Records:
━━━

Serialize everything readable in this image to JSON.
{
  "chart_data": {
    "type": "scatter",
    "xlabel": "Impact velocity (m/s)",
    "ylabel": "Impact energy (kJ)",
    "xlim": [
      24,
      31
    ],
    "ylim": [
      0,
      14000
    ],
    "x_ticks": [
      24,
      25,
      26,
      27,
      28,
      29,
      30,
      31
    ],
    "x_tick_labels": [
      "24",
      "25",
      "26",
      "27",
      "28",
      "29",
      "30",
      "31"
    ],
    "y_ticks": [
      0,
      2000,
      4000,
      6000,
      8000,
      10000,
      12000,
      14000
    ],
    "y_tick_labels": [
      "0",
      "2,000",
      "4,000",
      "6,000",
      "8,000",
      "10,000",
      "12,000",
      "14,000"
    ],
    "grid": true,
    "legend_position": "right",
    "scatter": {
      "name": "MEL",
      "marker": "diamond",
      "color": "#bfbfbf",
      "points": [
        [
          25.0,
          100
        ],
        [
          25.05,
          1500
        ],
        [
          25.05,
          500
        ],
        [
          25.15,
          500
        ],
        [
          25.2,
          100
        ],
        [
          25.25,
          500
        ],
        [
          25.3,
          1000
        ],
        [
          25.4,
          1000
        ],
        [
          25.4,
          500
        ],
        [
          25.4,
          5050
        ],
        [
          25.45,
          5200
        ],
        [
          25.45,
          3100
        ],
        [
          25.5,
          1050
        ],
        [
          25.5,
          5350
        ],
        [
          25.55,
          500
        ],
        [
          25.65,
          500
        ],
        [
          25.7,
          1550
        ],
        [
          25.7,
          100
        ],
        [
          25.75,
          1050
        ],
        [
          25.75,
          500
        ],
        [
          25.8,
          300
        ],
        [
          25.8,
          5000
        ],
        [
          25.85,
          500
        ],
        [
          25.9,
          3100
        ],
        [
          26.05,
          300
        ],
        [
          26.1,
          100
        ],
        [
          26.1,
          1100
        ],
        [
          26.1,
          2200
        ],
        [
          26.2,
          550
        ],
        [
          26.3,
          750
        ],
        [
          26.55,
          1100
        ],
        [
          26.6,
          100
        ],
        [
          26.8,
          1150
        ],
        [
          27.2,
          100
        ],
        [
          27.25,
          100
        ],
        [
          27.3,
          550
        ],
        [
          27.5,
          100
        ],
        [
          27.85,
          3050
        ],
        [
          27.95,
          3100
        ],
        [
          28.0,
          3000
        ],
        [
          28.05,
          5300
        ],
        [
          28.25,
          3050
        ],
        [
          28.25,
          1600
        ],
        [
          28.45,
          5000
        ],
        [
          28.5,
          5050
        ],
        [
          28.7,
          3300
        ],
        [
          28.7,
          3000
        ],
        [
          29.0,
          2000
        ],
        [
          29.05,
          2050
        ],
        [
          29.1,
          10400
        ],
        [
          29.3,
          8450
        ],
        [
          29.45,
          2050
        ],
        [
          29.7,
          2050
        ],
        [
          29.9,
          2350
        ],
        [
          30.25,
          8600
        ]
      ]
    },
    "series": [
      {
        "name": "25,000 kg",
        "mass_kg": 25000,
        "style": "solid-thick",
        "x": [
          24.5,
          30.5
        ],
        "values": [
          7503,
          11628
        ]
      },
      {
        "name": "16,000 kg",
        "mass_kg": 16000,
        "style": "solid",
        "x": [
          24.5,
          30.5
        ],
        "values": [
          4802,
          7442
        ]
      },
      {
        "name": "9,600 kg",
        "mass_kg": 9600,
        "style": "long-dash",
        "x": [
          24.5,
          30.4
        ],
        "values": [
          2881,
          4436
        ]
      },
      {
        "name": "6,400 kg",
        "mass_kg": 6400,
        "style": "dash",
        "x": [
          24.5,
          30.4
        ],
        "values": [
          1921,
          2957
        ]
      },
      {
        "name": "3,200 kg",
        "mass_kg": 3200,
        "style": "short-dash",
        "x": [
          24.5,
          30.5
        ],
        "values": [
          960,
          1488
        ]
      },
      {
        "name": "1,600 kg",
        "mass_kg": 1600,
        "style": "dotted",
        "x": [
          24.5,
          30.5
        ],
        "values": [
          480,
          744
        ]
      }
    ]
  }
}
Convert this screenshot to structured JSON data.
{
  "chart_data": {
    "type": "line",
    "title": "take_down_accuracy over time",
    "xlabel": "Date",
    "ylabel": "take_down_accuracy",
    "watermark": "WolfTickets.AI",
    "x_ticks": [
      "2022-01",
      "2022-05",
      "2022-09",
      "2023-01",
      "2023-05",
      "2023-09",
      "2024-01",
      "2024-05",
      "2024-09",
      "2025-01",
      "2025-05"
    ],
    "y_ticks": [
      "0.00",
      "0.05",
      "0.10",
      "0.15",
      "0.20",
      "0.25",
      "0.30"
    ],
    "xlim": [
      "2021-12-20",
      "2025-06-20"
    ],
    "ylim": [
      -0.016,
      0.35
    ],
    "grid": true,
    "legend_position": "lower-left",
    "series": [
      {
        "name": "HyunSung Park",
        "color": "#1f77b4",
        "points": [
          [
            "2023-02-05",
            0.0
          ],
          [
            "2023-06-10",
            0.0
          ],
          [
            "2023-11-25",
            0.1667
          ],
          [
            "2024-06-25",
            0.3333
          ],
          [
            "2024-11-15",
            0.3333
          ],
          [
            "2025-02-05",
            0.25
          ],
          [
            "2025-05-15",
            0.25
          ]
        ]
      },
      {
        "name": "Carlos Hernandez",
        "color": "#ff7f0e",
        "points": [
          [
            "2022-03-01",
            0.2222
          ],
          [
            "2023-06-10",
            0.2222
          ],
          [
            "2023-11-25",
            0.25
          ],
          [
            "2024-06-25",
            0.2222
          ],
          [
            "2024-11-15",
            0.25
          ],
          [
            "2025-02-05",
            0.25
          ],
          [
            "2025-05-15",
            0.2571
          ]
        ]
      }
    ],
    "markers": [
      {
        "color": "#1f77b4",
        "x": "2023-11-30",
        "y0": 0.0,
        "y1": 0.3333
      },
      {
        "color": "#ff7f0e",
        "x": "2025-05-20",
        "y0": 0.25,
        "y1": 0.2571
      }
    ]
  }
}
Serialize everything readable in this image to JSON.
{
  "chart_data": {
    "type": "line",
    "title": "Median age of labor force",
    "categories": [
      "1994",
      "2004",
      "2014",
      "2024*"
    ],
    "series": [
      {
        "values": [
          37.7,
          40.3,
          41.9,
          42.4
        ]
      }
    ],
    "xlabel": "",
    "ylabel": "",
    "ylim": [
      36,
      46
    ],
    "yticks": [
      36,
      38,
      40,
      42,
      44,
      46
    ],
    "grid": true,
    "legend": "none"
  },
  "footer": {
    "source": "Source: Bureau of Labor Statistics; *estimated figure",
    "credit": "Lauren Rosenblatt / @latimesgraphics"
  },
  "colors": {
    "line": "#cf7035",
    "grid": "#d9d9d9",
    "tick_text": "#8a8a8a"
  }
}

━━━

**Task brief:**
Write out all of the records above exactly as they appear.

**Response to this task:**
Serialize everything readable in this image to JSON.
{
  "chart_data": {
    "type": "scatter",
    "xlabel": "Impact velocity (m/s)",
    "ylabel": "Impact energy (kJ)",
    "xlim": [
      24,
      31
    ],
    "ylim": [
      0,
      14000
    ],
    "x_ticks": [
      24,
      25,
      26,
      27,
      28,
      29,
      30,
      31
    ],
    "x_tick_labels": [
      "24",
      "25",
      "26",
      "27",
      "28",
      "29",
      "30",
      "31"
    ],
    "y_ticks": [
      0,
      2000,
      4000,
      6000,
      8000,
      10000,
      12000,
      14000
    ],
    "y_tick_labels": [
      "0",
      "2,000",
      "4,000",
      "6,000",
      "8,000",
      "10,000",
      "12,000",
      "14,000"
    ],
    "grid": true,
    "legend_position": "right",
    "scatter": {
      "name": "MEL",
      "marker": "diamond",
      "color": "#bfbfbf",
      "points": [
        [
          25.0,
          100
        ],
        [
          25.05,
          1500
        ],
        [
          25.05,
          500
        ],
        [
          25.15,
          500
        ],
        [
          25.2,
          100
        ],
        [
          25.25,
          500
        ],
        [
          25.3,
          1000
        ],
        [
          25.4,
          1000
        ],
        [
          25.4,
          500
        ],
        [
          25.4,
          5050
        ],
        [
          25.45,
          5200
        ],
        [
          25.45,
          3100
        ],
        [
          25.5,
          1050
        ],
        [
          25.5,
          5350
        ],
        [
          25.55,
          500
        ],
        [
          25.65,
          500
        ],
        [
          25.7,
          1550
        ],
        [
          25.7,
          100
        ],
        [
          25.75,
          1050
        ],
        [
          25.75,
          500
        ],
        [
          25.8,
          300
        ],
        [
          25.8,
          5000
        ],
        [
          25.85,
          500
        ],
        [
          25.9,
          3100
        ],
        [
          26.05,
          300
        ],
        [
          26.1,
          100
        ],
        [
          26.1,
          1100
        ],
        [
          26.1,
          2200
        ],
        [
          26.2,
          550
        ],
        [
          26.3,
          750
        ],
        [
          26.55,
          1100
        ],
        [
          26.6,
          100
        ],
        [
          26.8,
          1150
        ],
        [
          27.2,
          100
        ],
        [
          27.25,
          100
        ],
        [
          27.3,
          550
        ],
        [
          27.5,
          100
        ],
        [
          27.85,
          3050
        ],
        [
          27.95,
          3100
        ],
        [
          28.0,
          3000
        ],
        [
          28.05,
          5300
        ],
        [
          28.25,
          3050
        ],
        [
          28.25,
          1600
        ],
        [
          28.45,
          5000
        ],
        [
          28.5,
          5050
        ],
        [
          28.7,
          3300
        ],
        [
          28.7,
          3000
        ],
        [
          29.0,
          2000
        ],
        [
          29.05,
          2050
        ],
        [
          29.1,
          10400
        ],
        [
          29.3,
          8450
        ],
        [
          29.45,
          2050
        ],
        [
          29.7,
          2050
        ],
        [
          29.9,
          2350
        ],
        [
          30.25,
          8600
        ]
      ]
    },
    "series": [
      {
        "name": "25,000 kg",
        "mass_kg": 25000,
        "style": "solid-thick",
        "x": [
          24.5,
          30.5
        ],
        "values": [
          7503,
          11628
        ]
      },
      {
        "name": "16,000 kg",
        "mass_kg": 16000,
        "style": "solid",
        "x": [
          24.5,
          30.5
        ],
        "values": [
          4802,
          7442
        ]
      },
      {
        "name": "9,600 kg",
        "mass_kg": 9600,
        "style": "long-dash",
        "x": [
          24.5,
          30.4
        ],
        "values": [
          2881,
          4436
        ]
      },
      {
        "name": "6,400 kg",
        "mass_kg": 6400,
        "style": "dash",
        "x": [
          24.5,
          30.4
        ],
        "values": [
          1921,
          2957
        ]
      },
      {
        "name": "3,200 kg",
        "mass_kg": 3200,
        "style": "short-dash",
        "x": [
          24.5,
          30.5
        ],
        "values": [
          960,
          1488
        ]
      },
      {
        "name": "1,600 kg",
        "mass_kg": 1600,
        "style": "dotted",
        "x": [
          24.5,
          30.5
        ],
        "values": [
          480,
          744
        ]
      }
    ]
  }
}
Convert this screenshot to structured JSON data.
{
  "chart_data": {
    "type": "line",
    "title": "take_down_accuracy over time",
    "xlabel": "Date",
    "ylabel": "take_down_accuracy",
    "watermark": "WolfTickets.AI",
    "x_ticks": [
      "2022-01",
      "2022-05",
      "2022-09",
      "2023-01",
      "2023-05",
      "2023-09",
      "2024-01",
      "2024-05",
      "2024-09",
      "2025-01",
      "2025-05"
    ],
    "y_ticks": [
      "0.00",
      "0.05",
      "0.10",
      "0.15",
      "0.20",
      "0.25",
      "0.30"
    ],
    "xlim": [
      "2021-12-20",
      "2025-06-20"
    ],
    "ylim": [
      -0.016,
      0.35
    ],
    "grid": true,
    "legend_position": "lower-left",
    "series": [
      {
        "name": "HyunSung Park",
        "color": "#1f77b4",
        "points": [
          [
            "2023-02-05",
            0.0
          ],
          [
            "2023-06-10",
            0.0
          ],
          [
            "2023-11-25",
            0.1667
          ],
          [
            "2024-06-25",
            0.3333
          ],
          [
            "2024-11-15",
            0.3333
          ],
          [
            "2025-02-05",
            0.25
          ],
          [
            "2025-05-15",
            0.25
          ]
        ]
      },
      {
        "name": "Carlos Hernandez",
        "color": "#ff7f0e",
        "points": [
          [
            "2022-03-01",
            0.2222
          ],
          [
            "2023-06-10",
            0.2222
          ],
          [
            "2023-11-25",
            0.25
          ],
          [
            "2024-06-25",
            0.2222
          ],
          [
            "2024-11-15",
            0.25
          ],
          [
            "2025-02-05",
            0.25
          ],
          [
            "2025-05-15",
            0.2571
          ]
        ]
      }
    ],
    "markers": [
      {
        "color": "#1f77b4",
        "x": "2023-11-30",
        "y0": 0.0,
        "y1": 0.3333
      },
      {
        "color": "#ff7f0e",
        "x": "2025-05-20",
        "y0": 0.25,
        "y1": 0.2571
      }
    ]
  }
}
Serialize everything readable in this image to JSON.
{
  "chart_data": {
    "type": "line",
    "title": "Median age of labor force",
    "categories": [
      "1994",
      "2004",
      "2014",
      "2024*"
    ],
    "series": [
      {
        "values": [
          37.7,
          40.3,
          41.9,
          42.4
        ]
      }
    ],
    "xlabel": "",
    "ylabel": "",
    "ylim": [
      36,
      46
    ],
    "yticks": [
      36,
      38,
      40,
      42,
      44,
      46
    ],
    "grid": true,
    "legend": "none"
  },
  "footer": {
    "source": "Source: Bureau of Labor Statistics; *estimated figure",
    "credit": "Lauren Rosenblatt / @latimesgraphics"
  },
  "colors": {
    "line": "#cf7035",
    "grid": "#d9d9d9",
    "tick_text": "#8a8a8a"
  }
}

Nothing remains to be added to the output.